EXERCISE AIM
Filter the data below for the string "name" and copy each matching line.

THE DATA
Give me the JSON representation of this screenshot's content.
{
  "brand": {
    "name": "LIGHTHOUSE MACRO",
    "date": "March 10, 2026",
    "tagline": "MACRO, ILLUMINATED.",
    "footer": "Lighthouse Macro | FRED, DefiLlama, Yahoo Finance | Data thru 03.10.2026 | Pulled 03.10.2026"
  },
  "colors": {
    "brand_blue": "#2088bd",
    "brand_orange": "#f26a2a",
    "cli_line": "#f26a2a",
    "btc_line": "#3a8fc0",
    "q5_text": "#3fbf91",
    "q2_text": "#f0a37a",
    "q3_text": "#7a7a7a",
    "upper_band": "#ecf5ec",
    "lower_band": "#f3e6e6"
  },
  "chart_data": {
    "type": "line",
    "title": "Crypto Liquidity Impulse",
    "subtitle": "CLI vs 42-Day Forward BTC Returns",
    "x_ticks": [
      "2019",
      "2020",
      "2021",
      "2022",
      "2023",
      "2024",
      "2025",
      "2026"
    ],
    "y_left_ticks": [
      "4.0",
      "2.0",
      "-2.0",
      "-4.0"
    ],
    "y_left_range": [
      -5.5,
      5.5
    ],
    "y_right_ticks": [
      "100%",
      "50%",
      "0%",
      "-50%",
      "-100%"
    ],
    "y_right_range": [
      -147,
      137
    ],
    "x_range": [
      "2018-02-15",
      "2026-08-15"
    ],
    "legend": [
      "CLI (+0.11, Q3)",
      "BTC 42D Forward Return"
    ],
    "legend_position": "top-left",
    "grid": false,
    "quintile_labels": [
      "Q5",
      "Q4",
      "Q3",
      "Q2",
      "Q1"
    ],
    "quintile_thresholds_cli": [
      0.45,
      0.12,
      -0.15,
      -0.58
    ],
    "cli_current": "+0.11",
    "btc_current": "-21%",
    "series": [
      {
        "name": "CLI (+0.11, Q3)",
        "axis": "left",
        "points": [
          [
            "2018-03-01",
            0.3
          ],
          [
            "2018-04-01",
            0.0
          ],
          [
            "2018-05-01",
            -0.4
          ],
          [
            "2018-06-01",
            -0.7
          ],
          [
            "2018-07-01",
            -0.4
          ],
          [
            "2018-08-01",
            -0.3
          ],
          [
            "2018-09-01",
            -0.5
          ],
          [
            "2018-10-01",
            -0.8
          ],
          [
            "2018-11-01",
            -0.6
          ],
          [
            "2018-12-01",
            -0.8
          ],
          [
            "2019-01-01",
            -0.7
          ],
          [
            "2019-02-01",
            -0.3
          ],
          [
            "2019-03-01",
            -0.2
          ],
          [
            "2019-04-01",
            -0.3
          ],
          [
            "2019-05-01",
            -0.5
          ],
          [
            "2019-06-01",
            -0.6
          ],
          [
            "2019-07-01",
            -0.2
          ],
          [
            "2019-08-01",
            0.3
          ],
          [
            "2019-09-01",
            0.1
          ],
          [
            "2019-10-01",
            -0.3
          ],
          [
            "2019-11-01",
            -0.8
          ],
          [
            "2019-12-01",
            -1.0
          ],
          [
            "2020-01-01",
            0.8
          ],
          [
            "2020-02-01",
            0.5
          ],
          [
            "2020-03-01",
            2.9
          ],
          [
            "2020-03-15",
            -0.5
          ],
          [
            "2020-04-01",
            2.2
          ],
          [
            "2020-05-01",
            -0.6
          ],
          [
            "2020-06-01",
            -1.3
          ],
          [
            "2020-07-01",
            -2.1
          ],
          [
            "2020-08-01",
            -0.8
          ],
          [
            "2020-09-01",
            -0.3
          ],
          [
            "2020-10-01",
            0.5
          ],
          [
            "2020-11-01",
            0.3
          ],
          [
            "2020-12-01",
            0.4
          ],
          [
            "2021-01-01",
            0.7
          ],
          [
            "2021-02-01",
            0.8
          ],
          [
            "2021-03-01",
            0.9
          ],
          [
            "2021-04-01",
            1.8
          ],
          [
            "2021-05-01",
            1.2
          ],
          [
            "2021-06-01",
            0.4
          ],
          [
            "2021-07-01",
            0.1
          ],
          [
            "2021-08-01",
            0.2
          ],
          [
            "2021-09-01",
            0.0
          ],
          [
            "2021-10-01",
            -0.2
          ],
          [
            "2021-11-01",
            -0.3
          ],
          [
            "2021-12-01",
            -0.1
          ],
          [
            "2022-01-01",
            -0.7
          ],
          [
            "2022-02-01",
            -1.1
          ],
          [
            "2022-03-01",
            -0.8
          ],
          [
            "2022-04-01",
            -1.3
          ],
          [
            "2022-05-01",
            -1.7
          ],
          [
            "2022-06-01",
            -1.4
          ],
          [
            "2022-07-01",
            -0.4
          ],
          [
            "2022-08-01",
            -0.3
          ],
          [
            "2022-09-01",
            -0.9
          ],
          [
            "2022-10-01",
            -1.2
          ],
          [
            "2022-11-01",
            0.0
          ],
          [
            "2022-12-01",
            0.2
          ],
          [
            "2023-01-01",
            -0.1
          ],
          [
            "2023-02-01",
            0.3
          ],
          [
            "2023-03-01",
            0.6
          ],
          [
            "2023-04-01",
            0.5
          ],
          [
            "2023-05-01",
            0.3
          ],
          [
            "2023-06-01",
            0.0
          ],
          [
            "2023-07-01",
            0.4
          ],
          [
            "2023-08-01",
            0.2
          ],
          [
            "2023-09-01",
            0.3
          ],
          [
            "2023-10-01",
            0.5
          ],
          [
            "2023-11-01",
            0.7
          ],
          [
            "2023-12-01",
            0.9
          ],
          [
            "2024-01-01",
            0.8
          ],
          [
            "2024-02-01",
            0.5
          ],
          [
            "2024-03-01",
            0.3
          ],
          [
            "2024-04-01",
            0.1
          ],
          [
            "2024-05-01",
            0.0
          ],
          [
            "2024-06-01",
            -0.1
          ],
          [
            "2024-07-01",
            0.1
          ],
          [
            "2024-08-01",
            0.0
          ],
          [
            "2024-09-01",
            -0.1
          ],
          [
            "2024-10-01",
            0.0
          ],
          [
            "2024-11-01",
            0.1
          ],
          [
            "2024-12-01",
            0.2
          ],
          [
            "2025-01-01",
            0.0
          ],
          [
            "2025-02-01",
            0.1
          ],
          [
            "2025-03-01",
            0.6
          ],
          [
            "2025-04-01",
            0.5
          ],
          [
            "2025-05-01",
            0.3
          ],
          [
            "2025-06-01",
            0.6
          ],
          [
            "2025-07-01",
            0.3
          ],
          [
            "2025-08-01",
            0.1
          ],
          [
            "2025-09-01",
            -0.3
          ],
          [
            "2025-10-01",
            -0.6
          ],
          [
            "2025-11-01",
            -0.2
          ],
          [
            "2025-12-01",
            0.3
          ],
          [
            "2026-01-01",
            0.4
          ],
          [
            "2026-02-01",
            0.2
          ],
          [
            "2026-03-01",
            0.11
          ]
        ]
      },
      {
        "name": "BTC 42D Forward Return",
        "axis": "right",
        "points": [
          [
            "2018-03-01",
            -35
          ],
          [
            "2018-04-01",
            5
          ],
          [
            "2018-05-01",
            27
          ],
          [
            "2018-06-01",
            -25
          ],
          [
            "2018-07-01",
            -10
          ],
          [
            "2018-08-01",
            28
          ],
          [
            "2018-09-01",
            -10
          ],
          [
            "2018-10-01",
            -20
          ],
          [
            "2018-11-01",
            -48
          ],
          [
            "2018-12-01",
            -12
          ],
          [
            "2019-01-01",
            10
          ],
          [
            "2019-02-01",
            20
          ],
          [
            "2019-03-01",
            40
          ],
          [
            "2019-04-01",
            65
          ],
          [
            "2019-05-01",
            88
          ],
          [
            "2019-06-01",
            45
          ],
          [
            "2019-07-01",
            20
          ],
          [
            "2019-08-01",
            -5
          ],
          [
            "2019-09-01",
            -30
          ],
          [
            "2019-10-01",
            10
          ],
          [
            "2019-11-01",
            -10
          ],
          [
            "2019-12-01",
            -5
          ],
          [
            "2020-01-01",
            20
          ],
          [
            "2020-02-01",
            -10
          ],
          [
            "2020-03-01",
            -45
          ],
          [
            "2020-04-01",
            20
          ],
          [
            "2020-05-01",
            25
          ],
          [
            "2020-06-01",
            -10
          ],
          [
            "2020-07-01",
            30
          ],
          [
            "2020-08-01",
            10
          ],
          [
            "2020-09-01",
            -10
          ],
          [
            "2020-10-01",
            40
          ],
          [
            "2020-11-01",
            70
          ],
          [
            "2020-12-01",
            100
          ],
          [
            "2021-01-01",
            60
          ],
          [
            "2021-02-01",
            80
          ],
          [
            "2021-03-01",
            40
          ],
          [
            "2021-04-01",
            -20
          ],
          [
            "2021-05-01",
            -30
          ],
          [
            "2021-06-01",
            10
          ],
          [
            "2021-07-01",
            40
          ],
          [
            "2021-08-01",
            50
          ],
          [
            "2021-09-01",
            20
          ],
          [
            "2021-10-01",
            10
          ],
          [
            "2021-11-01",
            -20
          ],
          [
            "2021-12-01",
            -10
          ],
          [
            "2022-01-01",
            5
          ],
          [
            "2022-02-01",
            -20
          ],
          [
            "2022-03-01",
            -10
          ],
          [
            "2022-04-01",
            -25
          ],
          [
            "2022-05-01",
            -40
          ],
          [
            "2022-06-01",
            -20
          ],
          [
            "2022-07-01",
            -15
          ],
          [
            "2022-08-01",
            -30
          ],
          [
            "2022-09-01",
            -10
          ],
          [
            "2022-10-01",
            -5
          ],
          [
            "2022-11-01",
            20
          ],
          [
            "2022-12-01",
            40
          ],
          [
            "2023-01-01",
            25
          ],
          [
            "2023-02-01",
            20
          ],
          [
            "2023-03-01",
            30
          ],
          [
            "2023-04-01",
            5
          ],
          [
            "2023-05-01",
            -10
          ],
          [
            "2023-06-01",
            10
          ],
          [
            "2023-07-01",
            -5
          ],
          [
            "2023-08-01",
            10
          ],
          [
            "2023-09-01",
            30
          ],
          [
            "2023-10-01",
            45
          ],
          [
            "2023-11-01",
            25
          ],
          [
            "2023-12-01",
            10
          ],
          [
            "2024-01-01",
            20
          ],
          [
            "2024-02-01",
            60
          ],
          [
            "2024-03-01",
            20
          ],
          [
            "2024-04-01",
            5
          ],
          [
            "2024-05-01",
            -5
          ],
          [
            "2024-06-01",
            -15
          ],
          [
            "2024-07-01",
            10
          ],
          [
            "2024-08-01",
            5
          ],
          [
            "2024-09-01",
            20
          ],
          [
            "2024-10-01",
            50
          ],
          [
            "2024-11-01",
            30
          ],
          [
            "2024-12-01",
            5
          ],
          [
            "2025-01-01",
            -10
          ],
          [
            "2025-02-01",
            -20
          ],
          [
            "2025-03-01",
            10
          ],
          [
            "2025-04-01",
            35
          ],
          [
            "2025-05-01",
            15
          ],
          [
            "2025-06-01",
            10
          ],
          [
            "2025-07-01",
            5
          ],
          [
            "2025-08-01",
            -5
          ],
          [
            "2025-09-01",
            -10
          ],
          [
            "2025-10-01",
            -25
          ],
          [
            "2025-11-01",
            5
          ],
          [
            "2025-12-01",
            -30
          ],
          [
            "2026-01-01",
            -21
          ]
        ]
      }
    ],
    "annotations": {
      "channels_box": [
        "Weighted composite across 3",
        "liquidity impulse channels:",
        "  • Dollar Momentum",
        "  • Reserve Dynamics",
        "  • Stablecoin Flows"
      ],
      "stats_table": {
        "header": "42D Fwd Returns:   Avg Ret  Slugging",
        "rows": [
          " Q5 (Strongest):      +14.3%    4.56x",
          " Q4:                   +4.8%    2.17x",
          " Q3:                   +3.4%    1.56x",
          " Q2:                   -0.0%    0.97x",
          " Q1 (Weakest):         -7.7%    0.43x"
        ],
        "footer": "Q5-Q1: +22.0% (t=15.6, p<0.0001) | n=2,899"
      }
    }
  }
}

REPLY
    "name": "LIGHTHOUSE MACRO",
        "name": "CLI (+0.11, Q3)",
        "name": "BTC 42D Forward Return",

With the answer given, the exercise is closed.